◆ INFORMATION SUPPLIED:
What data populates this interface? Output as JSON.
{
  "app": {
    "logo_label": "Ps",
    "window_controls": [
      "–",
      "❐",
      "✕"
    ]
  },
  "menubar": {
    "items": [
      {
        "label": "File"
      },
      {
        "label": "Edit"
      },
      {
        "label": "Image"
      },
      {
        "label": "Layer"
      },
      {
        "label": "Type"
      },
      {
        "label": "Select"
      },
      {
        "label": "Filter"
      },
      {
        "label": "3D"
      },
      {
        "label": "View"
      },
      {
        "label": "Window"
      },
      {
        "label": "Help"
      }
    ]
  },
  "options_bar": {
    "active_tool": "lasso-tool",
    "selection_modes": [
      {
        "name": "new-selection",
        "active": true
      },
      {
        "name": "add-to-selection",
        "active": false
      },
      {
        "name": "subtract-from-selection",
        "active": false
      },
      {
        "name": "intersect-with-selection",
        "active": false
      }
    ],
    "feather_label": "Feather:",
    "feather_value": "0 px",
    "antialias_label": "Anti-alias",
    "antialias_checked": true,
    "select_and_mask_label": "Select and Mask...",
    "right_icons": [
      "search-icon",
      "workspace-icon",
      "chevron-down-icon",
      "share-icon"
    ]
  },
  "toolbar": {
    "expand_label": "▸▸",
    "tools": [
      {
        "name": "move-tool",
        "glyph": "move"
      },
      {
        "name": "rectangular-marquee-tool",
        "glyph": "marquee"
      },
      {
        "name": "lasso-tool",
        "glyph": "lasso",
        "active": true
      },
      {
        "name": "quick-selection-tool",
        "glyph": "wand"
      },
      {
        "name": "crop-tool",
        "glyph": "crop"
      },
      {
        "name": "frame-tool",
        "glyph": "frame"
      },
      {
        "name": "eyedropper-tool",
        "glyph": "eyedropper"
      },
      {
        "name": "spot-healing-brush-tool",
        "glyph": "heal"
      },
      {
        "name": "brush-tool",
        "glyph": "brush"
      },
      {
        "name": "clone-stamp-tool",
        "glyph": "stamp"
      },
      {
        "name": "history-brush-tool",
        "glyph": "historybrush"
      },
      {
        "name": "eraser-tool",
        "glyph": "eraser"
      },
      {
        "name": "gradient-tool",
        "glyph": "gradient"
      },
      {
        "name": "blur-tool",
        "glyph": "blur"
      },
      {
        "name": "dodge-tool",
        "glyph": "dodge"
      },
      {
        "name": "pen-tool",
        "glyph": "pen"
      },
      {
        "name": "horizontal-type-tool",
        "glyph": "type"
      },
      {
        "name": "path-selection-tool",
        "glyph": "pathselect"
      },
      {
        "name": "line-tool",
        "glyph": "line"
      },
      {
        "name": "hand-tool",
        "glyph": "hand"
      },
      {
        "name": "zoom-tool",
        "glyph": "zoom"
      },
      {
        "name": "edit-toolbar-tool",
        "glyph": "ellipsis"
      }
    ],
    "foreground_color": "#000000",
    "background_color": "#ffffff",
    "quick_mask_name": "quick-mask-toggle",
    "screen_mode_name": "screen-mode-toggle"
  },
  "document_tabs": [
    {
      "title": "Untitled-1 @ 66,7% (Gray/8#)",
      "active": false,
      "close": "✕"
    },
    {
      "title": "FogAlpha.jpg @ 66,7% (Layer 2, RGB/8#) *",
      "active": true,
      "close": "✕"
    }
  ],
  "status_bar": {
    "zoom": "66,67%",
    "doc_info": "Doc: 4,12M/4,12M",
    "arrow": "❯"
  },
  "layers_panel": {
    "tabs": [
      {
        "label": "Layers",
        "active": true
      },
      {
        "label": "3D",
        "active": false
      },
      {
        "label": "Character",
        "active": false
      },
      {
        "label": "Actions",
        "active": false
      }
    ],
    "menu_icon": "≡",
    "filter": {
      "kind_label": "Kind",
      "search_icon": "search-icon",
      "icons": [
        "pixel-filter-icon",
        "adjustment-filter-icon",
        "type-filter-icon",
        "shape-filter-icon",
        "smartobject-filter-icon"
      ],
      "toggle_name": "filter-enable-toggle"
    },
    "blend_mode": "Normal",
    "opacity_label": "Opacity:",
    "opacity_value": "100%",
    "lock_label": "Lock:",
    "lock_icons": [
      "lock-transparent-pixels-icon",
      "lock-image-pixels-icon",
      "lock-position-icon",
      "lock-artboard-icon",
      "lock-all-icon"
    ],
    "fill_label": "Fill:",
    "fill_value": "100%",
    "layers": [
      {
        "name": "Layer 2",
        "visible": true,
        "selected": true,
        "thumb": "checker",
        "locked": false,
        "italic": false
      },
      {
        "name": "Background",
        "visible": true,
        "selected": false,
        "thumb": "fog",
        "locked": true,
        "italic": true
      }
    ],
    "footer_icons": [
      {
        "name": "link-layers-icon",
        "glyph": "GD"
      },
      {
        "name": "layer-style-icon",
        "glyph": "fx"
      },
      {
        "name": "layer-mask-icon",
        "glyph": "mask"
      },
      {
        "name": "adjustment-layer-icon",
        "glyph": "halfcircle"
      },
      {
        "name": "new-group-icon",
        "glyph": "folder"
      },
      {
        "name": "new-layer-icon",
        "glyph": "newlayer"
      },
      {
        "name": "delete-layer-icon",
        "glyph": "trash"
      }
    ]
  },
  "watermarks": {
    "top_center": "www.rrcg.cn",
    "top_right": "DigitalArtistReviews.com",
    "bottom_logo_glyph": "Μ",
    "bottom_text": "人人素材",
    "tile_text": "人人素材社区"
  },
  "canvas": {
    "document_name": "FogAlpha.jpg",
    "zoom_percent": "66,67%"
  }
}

◆ PROMPT: Copy the records above exactly.

◆ CORRECT RESPONSE:
What data populates this interface? Output as JSON.
{
  "app": {
    "logo_label": "Ps",
    "window_controls": [
      "–",
      "❐",
      "✕"
    ]
  },
  "menubar": {
    "items": [
      {
        "label": "File"
      },
      {
        "label": "Edit"
      },
      {
        "label": "Image"
      },
      {
        "label": "Layer"
      },
      {
        "label": "Type"
      },
      {
        "label": "Select"
      },
      {
        "label": "Filter"
      },
      {
        "label": "3D"
      },
      {
        "label": "View"
      },
      {
        "label": "Window"
      },
      {
        "label": "Help"
      }
    ]
  },
  "options_bar": {
    "active_tool": "lasso-tool",
    "selection_modes": [
      {
        "name": "new-selection",
        "active": true
      },
      {
        "name": "add-to-selection",
        "active": false
      },
      {
        "name": "subtract-from-selection",
        "active": false
      },
      {
        "name": "intersect-with-selection",
        "active": false
      }
    ],
    "feather_label": "Feather:",
    "feather_value": "0 px",
    "antialias_label": "Anti-alias",
    "antialias_checked": true,
    "select_and_mask_label": "Select and Mask...",
    "right_icons": [
      "search-icon",
      "workspace-icon",
      "chevron-down-icon",
      "share-icon"
    ]
  },
  "toolbar": {
    "expand_label": "▸▸",
    "tools": [
      {
        "name": "move-tool",
        "glyph": "move"
      },
      {
        "name": "rectangular-marquee-tool",
        "glyph": "marquee"
      },
      {
        "name": "lasso-tool",
        "glyph": "lasso",
        "active": true
      },
      {
        "name": "quick-selection-tool",
        "glyph": "wand"
      },
      {
        "name": "crop-tool",
        "glyph": "crop"
      },
      {
        "name": "frame-tool",
        "glyph": "frame"
      },
      {
        "name": "eyedropper-tool",
        "glyph": "eyedropper"
      },
      {
        "name": "spot-healing-brush-tool",
        "glyph": "heal"
      },
      {
        "name": "brush-tool",
        "glyph": "brush"
      },
      {
        "name": "clone-stamp-tool",
        "glyph": "stamp"
      },
      {
        "name": "history-brush-tool",
        "glyph": "historybrush"
      },
      {
        "name": "eraser-tool",
        "glyph": "eraser"
      },
      {
        "name": "gradient-tool",
        "glyph": "gradient"
      },
      {
        "name": "blur-tool",
        "glyph": "blur"
      },
      {
        "name": "dodge-tool",
        "glyph": "dodge"
      },
      {
        "name": "pen-tool",
        "glyph": "pen"
      },
      {
        "name": "horizontal-type-tool",
        "glyph": "type"
      },
      {
        "name": "path-selection-tool",
        "glyph": "pathselect"
      },
      {
        "name": "line-tool",
        "glyph": "line"
      },
      {
        "name": "hand-tool",
        "glyph": "hand"
      },
      {
        "name": "zoom-tool",
        "glyph": "zoom"
      },
      {
        "name": "edit-toolbar-tool",
        "glyph": "ellipsis"
      }
    ],
    "foreground_color": "#000000",
    "background_color": "#ffffff",
    "quick_mask_name": "quick-mask-toggle",
    "screen_mode_name": "screen-mode-toggle"
  },
  "document_tabs": [
    {
      "title": "Untitled-1 @ 66,7% (Gray/8#)",
      "active": false,
      "close": "✕"
    },
    {
      "title": "FogAlpha.jpg @ 66,7% (Layer 2, RGB/8#) *",
      "active": true,
      "close": "✕"
    }
  ],
  "status_bar": {
    "zoom": "66,67%",
    "doc_info": "Doc: 4,12M/4,12M",
    "arrow": "❯"
  },
  "layers_panel": {
    "tabs": [
      {
        "label": "Layers",
        "active": true
      },
      {
        "label": "3D",
        "active": false
      },
      {
        "label": "Character",
        "active": false
      },
      {
        "label": "Actions",
        "active": false
      }
    ],
    "menu_icon": "≡",
    "filter": {
      "kind_label": "Kind",
      "search_icon": "search-icon",
      "icons": [
        "pixel-filter-icon",
        "adjustment-filter-icon",
        "type-filter-icon",
        "shape-filter-icon",
        "smartobject-filter-icon"
      ],
      "toggle_name": "filter-enable-toggle"
    },
    "blend_mode": "Normal",
    "opacity_label": "Opacity:",
    "opacity_value": "100%",
    "lock_label": "Lock:",
    "lock_icons": [
      "lock-transparent-pixels-icon",
      "lock-image-pixels-icon",
      "lock-position-icon",
      "lock-artboard-icon",
      "lock-all-icon"
    ],
    "fill_label": "Fill:",
    "fill_value": "100%",
    "layers": [
      {
        "name": "Layer 2",
        "visible": true,
        "selected": true,
        "thumb": "checker",
        "locked": false,
        "italic": false
      },
      {
        "name": "Background",
        "visible": true,
        "selected": false,
        "thumb": "fog",
        "locked": true,
        "italic": true
      }
    ],
    "footer_icons": [
      {
        "name": "link-layers-icon",
        "glyph": "GD"
      },
      {
        "name": "layer-style-icon",
        "glyph": "fx"
      },
      {
        "name": "layer-mask-icon",
        "glyph": "mask"
      },
      {
        "name": "adjustment-layer-icon",
        "glyph": "halfcircle"
      },
      {
        "name": "new-group-icon",
        "glyph": "folder"
      },
      {
        "name": "new-layer-icon",
        "glyph": "newlayer"
      },
      {
        "name": "delete-layer-icon",
        "glyph": "trash"
      }
    ]
  },
  "watermarks": {
    "top_center": "www.rrcg.cn",
    "top_right": "DigitalArtistReviews.com",
    "bottom_logo_glyph": "Μ",
    "bottom_text": "人人素材",
    "tile_text": "人人素材社区"
  },
  "canvas": {
    "document_name": "FogAlpha.jpg",
    "zoom_percent": "66,67%"
  }
}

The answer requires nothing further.